### [Goal]
Gather up the lines that contain "Providence".
— Start Source records —
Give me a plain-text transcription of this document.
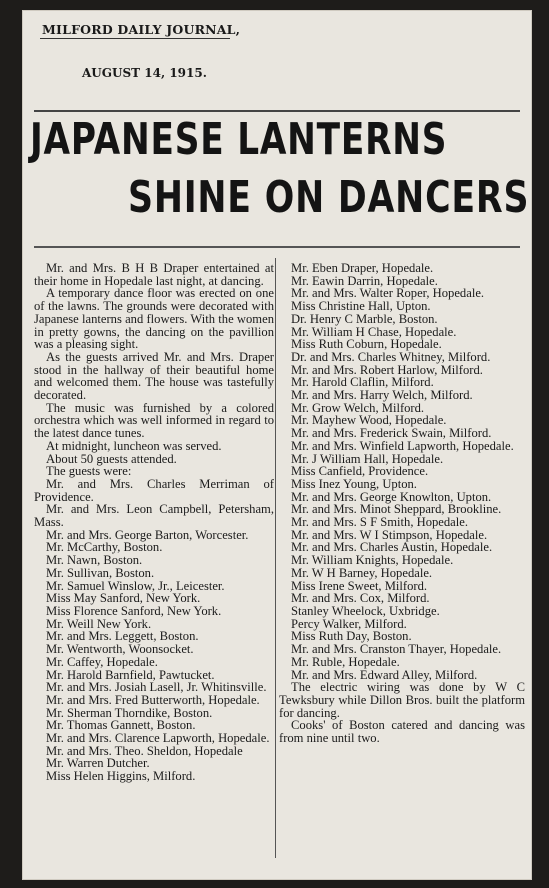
MILFORD DAILY JOURNAL,
AUGUST 14, 1915.
JAPANESE LANTERNS
SHINE ON DANCERS

Mr. and Mrs. B H B Draper entertained at their home in Hopedale last night, at dancing.

A temporary dance floor was erected on one of the lawns. The grounds were decorated with Japanese lanterns and flowers. With the women in pretty gowns, the dancing on the pavillion was a pleasing sight.

As the guests arrived Mr. and Mrs. Draper stood in the hallway of their beautiful home and welcomed them. The house was tastefully decorated.

The music was furnished by a colored orchestra which was well informed in regard to the latest dance tunes.

At midnight, luncheon was served.

About 50 guests attended.

The guests were:

Mr. and Mrs. Charles Merriman of Providence.

Mr. and Mrs. Leon Campbell, Petersham, Mass.

Mr. and Mrs. George Barton, Worcester.

Mr. McCarthy, Boston.

Mr. Nawn, Boston.

Mr. Sullivan, Boston.

Mr. Samuel Winslow, Jr., Leicester.

Miss May Sanford, New York.

Miss Florence Sanford, New York.

Mr. Weill New York.

Mr. and Mrs. Leggett, Boston.

Mr. Wentworth, Woonsocket.

Mr. Caffey, Hopedale.

Mr. Harold Barnfield, Pawtucket.

Mr. and Mrs. Josiah Lasell, Jr. Whitinsville.

Mr. and Mrs. Fred Butterworth, Hopedale.

Mr. Sherman Thorndike, Boston.

Mr. Thomas Gannett, Boston.

Mr. and Mrs. Clarence Lapworth, Hopedale.

Mr. and Mrs. Theo. Sheldon, Hopedale

Mr. Warren Dutcher.

Miss Helen Higgins, Milford.

Mr. Eben Draper, Hopedale.

Mr. Eawin Darrin, Hopedale.

Mr. and Mrs. Walter Roper, Hopedale.

Miss Christine Hall, Upton.

Dr. Henry C Marble, Boston.

Mr. William H Chase, Hopedale.

Miss Ruth Coburn, Hopedale.

Dr. and Mrs. Charles Whitney, Milford.

Mr. and Mrs. Robert Harlow, Milford.

Mr. Harold Claflin, Milford.

Mr. and Mrs. Harry Welch, Milford.

Mr. Grow Welch, Milford.

Mr. Mayhew Wood, Hopedale.

Mr. and Mrs. Frederick Swain, Milford.

Mr. and Mrs. Winfield Lapworth, Hopedale.

Mr. J William Hall, Hopedale.

Miss Canfield, Providence.

Miss Inez Young, Upton.

Mr. and Mrs. George Knowlton, Upton.

Mr. and Mrs. Minot Sheppard, Brookline.

Mr. and Mrs. S F Smith, Hopedale.

Mr. and Mrs. W I Stimpson, Hopedale.

Mr. and Mrs. Charles Austin, Hopedale.

Mr. William Knights, Hopedale.

Mr. W H Barney, Hopedale.

Miss Irene Sweet, Milford.

Mr. and Mrs. Cox, Milford.

Stanley Wheelock, Uxbridge.

Percy Walker, Milford.

Miss Ruth Day, Boston.

Mr. and Mrs. Cranston Thayer, Hopedale.

Mr. Ruble, Hopedale.

Mr. and Mrs. Edward Alley, Milford.

The electric wiring was done by W C Tewksbury while Dillon Bros. built the platform for dancing.

Cooks' of Boston catered and dancing was from nine until two.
— End Source records —
### [Completed task]
Mr. and Mrs. Charles Merriman of Providence.
Miss Canfield, Providence.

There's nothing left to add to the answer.